-- begin Entries shown --

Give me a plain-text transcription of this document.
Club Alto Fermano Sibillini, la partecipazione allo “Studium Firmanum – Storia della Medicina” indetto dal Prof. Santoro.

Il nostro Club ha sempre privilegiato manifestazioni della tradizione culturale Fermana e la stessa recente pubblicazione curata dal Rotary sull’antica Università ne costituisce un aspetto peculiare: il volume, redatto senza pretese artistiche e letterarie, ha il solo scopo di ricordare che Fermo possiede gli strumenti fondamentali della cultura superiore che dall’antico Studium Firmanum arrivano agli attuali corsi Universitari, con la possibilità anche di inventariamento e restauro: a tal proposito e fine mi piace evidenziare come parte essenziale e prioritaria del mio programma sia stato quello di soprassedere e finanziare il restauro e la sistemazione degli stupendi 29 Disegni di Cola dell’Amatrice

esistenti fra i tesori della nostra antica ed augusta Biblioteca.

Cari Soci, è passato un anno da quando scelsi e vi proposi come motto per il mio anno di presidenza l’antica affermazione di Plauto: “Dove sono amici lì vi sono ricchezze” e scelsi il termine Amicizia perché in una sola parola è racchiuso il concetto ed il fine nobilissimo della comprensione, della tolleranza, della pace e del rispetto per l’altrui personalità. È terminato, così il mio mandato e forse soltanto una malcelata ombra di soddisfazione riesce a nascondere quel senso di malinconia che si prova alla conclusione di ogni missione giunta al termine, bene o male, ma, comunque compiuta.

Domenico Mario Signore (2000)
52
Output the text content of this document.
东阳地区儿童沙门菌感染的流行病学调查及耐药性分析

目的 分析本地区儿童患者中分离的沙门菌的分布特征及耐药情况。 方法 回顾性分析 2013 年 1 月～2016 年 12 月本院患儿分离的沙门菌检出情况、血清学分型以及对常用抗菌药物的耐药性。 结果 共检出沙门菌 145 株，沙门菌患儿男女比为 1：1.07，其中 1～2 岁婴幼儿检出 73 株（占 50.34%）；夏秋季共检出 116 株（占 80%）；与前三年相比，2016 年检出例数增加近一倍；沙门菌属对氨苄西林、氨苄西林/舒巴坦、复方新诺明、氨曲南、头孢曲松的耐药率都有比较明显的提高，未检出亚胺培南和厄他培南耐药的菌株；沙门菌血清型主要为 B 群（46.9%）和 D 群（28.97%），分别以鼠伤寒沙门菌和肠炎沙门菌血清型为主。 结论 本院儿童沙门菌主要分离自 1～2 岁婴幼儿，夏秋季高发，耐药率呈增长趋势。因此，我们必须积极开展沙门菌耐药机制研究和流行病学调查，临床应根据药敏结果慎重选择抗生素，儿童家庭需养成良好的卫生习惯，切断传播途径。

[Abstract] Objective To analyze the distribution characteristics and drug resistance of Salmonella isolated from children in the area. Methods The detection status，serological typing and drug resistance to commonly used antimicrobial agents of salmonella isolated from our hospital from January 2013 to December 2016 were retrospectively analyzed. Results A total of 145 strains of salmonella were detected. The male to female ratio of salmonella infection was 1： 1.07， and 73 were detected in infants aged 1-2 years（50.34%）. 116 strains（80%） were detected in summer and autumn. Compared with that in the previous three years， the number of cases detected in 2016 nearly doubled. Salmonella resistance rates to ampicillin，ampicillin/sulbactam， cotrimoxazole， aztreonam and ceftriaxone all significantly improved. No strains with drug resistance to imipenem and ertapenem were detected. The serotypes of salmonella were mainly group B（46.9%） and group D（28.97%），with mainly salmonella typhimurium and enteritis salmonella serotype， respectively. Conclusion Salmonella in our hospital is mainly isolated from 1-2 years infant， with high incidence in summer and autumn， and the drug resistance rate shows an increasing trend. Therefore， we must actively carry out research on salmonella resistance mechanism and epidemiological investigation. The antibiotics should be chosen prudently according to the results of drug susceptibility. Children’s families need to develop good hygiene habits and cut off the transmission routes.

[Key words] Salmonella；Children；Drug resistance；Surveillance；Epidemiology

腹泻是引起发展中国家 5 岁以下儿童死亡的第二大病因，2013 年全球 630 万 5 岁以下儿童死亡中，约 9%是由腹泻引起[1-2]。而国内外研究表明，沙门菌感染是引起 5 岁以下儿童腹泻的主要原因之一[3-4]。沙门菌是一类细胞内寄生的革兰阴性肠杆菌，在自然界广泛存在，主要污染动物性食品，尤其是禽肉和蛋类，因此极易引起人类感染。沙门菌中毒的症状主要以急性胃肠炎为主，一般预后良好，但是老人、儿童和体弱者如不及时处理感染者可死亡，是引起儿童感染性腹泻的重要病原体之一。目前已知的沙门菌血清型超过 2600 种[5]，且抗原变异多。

-- end Entries shown --

● **What to produce**
Select and copy each line from the data that includes the word "antica".

● **Exercise solution**
Il nostro Club ha sempre privilegiato manifestazioni della tradizione culturale Fermana e la stessa recente pubblicazione curata dal Rotary sull’antica Università ne costituisce un aspetto peculiare: il volume, redatto senza pretese artistiche e letterarie, ha il solo scopo di ricordare che Fermo possiede gli strumenti fondamentali della cultura superiore che dall’antico Studium Firmanum arrivano agli attuali corsi Universitari, con la possibilità anche di inventariamento e restauro: a tal proposito e fine mi piace evidenziare come parte essenziale e prioritaria del mio programma sia stato quello di soprassedere e finanziare il restauro e la sistemazione degli stupendi 29 Disegni di Cola dell’Amatrice
esistenti fra i tesori della nostra antica ed augusta Biblioteca.
Cari Soci, è passato un anno da quando scelsi e vi proposi come motto per il mio anno di presidenza l’antica affermazione di Plauto: “Dove sono amici lì vi sono ricchezze” e scelsi il termine Amicizia perché in una sola parola è racchiuso il concetto ed il fine nobilissimo della comprensione, della tolleranza, della pace e del rispetto per l’altrui personalità. È terminato, così il mio mandato e forse soltanto una malcelata ombra di soddisfazione riesce a nascondere quel senso di malinconia che si prova alla conclusione di ogni missione giunta al termine, bene o male, ma, comunque compiuta.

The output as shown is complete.